▸ **Required task**: Write out the listing in full, matching it word for word.
── Given records
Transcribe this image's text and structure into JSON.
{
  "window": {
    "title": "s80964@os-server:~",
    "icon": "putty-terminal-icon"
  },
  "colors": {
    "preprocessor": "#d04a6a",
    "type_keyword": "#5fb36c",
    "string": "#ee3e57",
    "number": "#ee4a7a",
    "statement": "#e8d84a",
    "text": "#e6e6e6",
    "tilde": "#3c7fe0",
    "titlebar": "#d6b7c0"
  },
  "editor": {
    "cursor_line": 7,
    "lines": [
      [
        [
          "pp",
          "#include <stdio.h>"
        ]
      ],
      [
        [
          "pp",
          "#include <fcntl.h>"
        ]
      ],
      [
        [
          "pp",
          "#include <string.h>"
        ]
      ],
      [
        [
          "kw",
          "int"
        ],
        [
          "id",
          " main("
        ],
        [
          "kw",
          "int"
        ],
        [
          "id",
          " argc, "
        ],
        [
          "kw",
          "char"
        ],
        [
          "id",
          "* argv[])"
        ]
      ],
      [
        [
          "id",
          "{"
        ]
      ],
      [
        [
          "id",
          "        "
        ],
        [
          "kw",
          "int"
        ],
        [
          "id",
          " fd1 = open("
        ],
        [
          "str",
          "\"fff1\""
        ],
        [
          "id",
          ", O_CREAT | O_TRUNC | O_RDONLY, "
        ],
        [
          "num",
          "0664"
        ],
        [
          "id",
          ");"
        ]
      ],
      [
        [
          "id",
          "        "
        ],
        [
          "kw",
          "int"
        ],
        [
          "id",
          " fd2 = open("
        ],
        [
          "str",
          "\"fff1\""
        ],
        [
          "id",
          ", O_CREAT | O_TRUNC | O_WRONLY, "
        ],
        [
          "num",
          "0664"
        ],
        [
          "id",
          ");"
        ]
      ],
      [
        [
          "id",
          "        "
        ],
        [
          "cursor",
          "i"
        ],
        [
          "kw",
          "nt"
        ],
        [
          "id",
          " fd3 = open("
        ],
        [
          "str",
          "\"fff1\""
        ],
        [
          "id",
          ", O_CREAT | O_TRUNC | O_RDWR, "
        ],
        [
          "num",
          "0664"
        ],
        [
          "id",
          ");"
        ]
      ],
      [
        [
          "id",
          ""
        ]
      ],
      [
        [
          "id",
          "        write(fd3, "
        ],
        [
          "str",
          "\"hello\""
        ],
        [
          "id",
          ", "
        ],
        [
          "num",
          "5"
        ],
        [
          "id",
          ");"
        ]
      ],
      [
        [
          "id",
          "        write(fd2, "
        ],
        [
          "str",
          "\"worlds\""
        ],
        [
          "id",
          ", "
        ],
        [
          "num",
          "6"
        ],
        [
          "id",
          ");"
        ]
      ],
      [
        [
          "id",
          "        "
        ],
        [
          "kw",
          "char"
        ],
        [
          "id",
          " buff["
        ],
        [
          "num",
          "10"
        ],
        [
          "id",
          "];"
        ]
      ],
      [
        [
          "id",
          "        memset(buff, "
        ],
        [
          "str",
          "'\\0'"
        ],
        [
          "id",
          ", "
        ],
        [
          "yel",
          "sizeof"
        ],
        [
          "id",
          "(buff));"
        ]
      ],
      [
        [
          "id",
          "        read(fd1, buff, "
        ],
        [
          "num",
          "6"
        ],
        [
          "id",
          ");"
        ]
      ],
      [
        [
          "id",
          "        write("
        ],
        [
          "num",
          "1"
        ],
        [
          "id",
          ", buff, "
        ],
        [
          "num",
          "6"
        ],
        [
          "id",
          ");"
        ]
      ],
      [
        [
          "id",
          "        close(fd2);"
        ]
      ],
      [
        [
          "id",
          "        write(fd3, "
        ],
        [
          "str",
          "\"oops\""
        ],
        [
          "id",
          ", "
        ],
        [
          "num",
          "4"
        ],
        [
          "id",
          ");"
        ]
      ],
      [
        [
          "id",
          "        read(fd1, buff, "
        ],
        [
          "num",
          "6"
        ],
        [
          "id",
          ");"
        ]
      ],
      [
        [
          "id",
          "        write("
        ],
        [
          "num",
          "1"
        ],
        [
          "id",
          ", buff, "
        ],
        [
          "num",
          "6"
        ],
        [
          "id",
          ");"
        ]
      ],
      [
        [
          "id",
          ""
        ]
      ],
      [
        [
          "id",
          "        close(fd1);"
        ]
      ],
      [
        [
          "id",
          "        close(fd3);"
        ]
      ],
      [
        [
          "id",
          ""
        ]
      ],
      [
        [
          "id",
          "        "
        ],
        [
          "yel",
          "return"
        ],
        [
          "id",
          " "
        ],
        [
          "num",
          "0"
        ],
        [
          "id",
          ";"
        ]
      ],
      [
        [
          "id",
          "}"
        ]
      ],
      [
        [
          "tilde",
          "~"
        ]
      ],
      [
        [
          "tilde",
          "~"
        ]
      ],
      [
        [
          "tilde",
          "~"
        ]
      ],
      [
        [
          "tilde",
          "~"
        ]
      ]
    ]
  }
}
────
▸ **The reply**:
Transcribe this image's text and structure into JSON.
{
  "window": {
    "title": "s80964@os-server:~",
    "icon": "putty-terminal-icon"
  },
  "colors": {
    "preprocessor": "#d04a6a",
    "type_keyword": "#5fb36c",
    "string": "#ee3e57",
    "number": "#ee4a7a",
    "statement": "#e8d84a",
    "text": "#e6e6e6",
    "tilde": "#3c7fe0",
    "titlebar": "#d6b7c0"
  },
  "editor": {
    "cursor_line": 7,
    "lines": [
      [
        [
          "pp",
          "#include <stdio.h>"
        ]
      ],
      [
        [
          "pp",
          "#include <fcntl.h>"
        ]
      ],
      [
        [
          "pp",
          "#include <string.h>"
        ]
      ],
      [
        [
          "kw",
          "int"
        ],
        [
          "id",
          " main("
        ],
        [
          "kw",
          "int"
        ],
        [
          "id",
          " argc, "
        ],
        [
          "kw",
          "char"
        ],
        [
          "id",
          "* argv[])"
        ]
      ],
      [
        [
          "id",
          "{"
        ]
      ],
      [
        [
          "id",
          "        "
        ],
        [
          "kw",
          "int"
        ],
        [
          "id",
          " fd1 = open("
        ],
        [
          "str",
          "\"fff1\""
        ],
        [
          "id",
          ", O_CREAT | O_TRUNC | O_RDONLY, "
        ],
        [
          "num",
          "0664"
        ],
        [
          "id",
          ");"
        ]
      ],
      [
        [
          "id",
          "        "
        ],
        [
          "kw",
          "int"
        ],
        [
          "id",
          " fd2 = open("
        ],
        [
          "str",
          "\"fff1\""
        ],
        [
          "id",
          ", O_CREAT | O_TRUNC | O_WRONLY, "
        ],
        [
          "num",
          "0664"
        ],
        [
          "id",
          ");"
        ]
      ],
      [
        [
          "id",
          "        "
        ],
        [
          "cursor",
          "i"
        ],
        [
          "kw",
          "nt"
        ],
        [
          "id",
          " fd3 = open("
        ],
        [
          "str",
          "\"fff1\""
        ],
        [
          "id",
          ", O_CREAT | O_TRUNC | O_RDWR, "
        ],
        [
          "num",
          "0664"
        ],
        [
          "id",
          ");"
        ]
      ],
      [
        [
          "id",
          ""
        ]
      ],
      [
        [
          "id",
          "        write(fd3, "
        ],
        [
          "str",
          "\"hello\""
        ],
        [
          "id",
          ", "
        ],
        [
          "num",
          "5"
        ],
        [
          "id",
          ");"
        ]
      ],
      [
        [
          "id",
          "        write(fd2, "
        ],
        [
          "str",
          "\"worlds\""
        ],
        [
          "id",
          ", "
        ],
        [
          "num",
          "6"
        ],
        [
          "id",
          ");"
        ]
      ],
      [
        [
          "id",
          "        "
        ],
        [
          "kw",
          "char"
        ],
        [
          "id",
          " buff["
        ],
        [
          "num",
          "10"
        ],
        [
          "id",
          "];"
        ]
      ],
      [
        [
          "id",
          "        memset(buff, "
        ],
        [
          "str",
          "'\\0'"
        ],
        [
          "id",
          ", "
        ],
        [
          "yel",
          "sizeof"
        ],
        [
          "id",
          "(buff));"
        ]
      ],
      [
        [
          "id",
          "        read(fd1, buff, "
        ],
        [
          "num",
          "6"
        ],
        [
          "id",
          ");"
        ]
      ],
      [
        [
          "id",
          "        write("
        ],
        [
          "num",
          "1"
        ],
        [
          "id",
          ", buff, "
        ],
        [
          "num",
          "6"
        ],
        [
          "id",
          ");"
        ]
      ],
      [
        [
          "id",
          "        close(fd2);"
        ]
      ],
      [
        [
          "id",
          "        write(fd3, "
        ],
        [
          "str",
          "\"oops\""
        ],
        [
          "id",
          ", "
        ],
        [
          "num",
          "4"
        ],
        [
          "id",
          ");"
        ]
      ],
      [
        [
          "id",
          "        read(fd1, buff, "
        ],
        [
          "num",
          "6"
        ],
        [
          "id",
          ");"
        ]
      ],
      [
        [
          "id",
          "        write("
        ],
        [
          "num",
          "1"
        ],
        [
          "id",
          ", buff, "
        ],
        [
          "num",
          "6"
        ],
        [
          "id",
          ");"
        ]
      ],
      [
        [
          "id",
          ""
        ]
      ],
      [
        [
          "id",
          "        close(fd1);"
        ]
      ],
      [
        [
          "id",
          "        close(fd3);"
        ]
      ],
      [
        [
          "id",
          ""
        ]
      ],
      [
        [
          "id",
          "        "
        ],
        [
          "yel",
          "return"
        ],
        [
          "id",
          " "
        ],
        [
          "num",
          "0"
        ],
        [
          "id",
          ";"
        ]
      ],
      [
        [
          "id",
          "}"
        ]
      ],
      [
        [
          "tilde",
          "~"
        ]
      ],
      [
        [
          "tilde",
          "~"
        ]
      ],
      [
        [
          "tilde",
          "~"
        ]
      ],
      [
        [
          "tilde",
          "~"
        ]
      ]
    ]
  }
}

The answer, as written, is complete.